**What the exercise asks**
Can you put the rows below into a JSON list of strings, one string per line and blank lines left out, starting at the first row and ending at the line containing "The polar angle 114 is at (653, 357).", both included?

■ ■ ■ ■

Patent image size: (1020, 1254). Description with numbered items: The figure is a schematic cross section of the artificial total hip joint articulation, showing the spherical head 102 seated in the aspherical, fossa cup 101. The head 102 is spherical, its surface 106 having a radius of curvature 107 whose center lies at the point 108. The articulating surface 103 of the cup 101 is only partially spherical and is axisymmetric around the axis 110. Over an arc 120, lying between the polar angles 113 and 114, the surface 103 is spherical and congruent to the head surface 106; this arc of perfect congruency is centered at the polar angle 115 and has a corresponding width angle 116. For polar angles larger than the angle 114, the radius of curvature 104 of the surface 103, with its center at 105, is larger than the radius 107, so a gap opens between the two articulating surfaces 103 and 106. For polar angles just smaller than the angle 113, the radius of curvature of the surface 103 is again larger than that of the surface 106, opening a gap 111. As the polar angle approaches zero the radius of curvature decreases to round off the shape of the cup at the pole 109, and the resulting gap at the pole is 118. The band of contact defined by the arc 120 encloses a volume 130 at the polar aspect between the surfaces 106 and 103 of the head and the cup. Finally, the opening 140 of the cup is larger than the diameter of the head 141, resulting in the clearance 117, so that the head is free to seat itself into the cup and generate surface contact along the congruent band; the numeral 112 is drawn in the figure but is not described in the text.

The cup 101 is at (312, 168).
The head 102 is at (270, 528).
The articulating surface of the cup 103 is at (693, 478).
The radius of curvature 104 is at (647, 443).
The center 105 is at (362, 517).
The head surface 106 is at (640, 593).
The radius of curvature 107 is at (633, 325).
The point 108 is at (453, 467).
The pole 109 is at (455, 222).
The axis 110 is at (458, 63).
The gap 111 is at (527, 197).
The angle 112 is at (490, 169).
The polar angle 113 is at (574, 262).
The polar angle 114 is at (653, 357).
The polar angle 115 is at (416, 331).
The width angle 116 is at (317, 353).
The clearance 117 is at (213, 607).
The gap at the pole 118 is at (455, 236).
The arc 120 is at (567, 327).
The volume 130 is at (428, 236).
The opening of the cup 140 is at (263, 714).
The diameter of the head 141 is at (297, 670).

■ ■ ■ ■

**Written answer**
[
  "Patent image size: (1020, 1254). Description with numbered items: The figure is a schematic cross section of the artificial total hip joint articulation, showing the spherical head 102 seated in the aspherical, fossa cup 101. The head 102 is spherical, its surface 106 having a radius of curvature 107 whose center lies at the point 108. The articulating surface 103 of the cup 101 is only partially spherical and is axisymmetric around the axis 110. Over an arc 120, lying between the polar angles 113 and 114, the surface 103 is spherical and congruent to the head surface 106; this arc of perfect congruency is centered at the polar angle 115 and has a corresponding width angle 116. For polar angles larger than the angle 114, the radius of curvature 104 of the surface 103, with its center at 105, is larger than the radius 107, so a gap opens between the two articulating surfaces 103 and 106. For polar angles just smaller than the angle 113, the radius of curvature of the surface 103 is again larger than that of the surface 106, opening a gap 111. As the polar angle approaches zero the radius of curvature decreases to round off the shape of the cup at the pole 109, and the resulting gap at the pole is 118. The band of contact defined by the arc 120 encloses a volume 130 at the polar aspect between the surfaces 106 and 103 of the head and the cup. Finally, the opening 140 of the cup is larger than the diameter of the head 141, resulting in the clearance 117, so that the head is free to seat itself into the cup and generate surface contact along the congruent band; the numeral 112 is drawn in the figure but is not described in the text.",
  "The cup 101 is at (312, 168).",
  "The head 102 is at (270, 528).",
  "The articulating surface of the cup 103 is at (693, 478).",
  "The radius of curvature 104 is at (647, 443).",
  "The center 105 is at (362, 517).",
  "The head surface 106 is at (640, 593).",
  "The radius of curvature 107 is at (633, 325).",
  "The point 108 is at (453, 467).",
  "The pole 109 is at (455, 222).",
  "The axis 110 is at (458, 63).",
  "The gap 111 is at (527, 197).",
  "The angle 112 is at (490, 169).",
  "The polar angle 113 is at (574, 262).",
  "The polar angle 114 is at (653, 357)."
]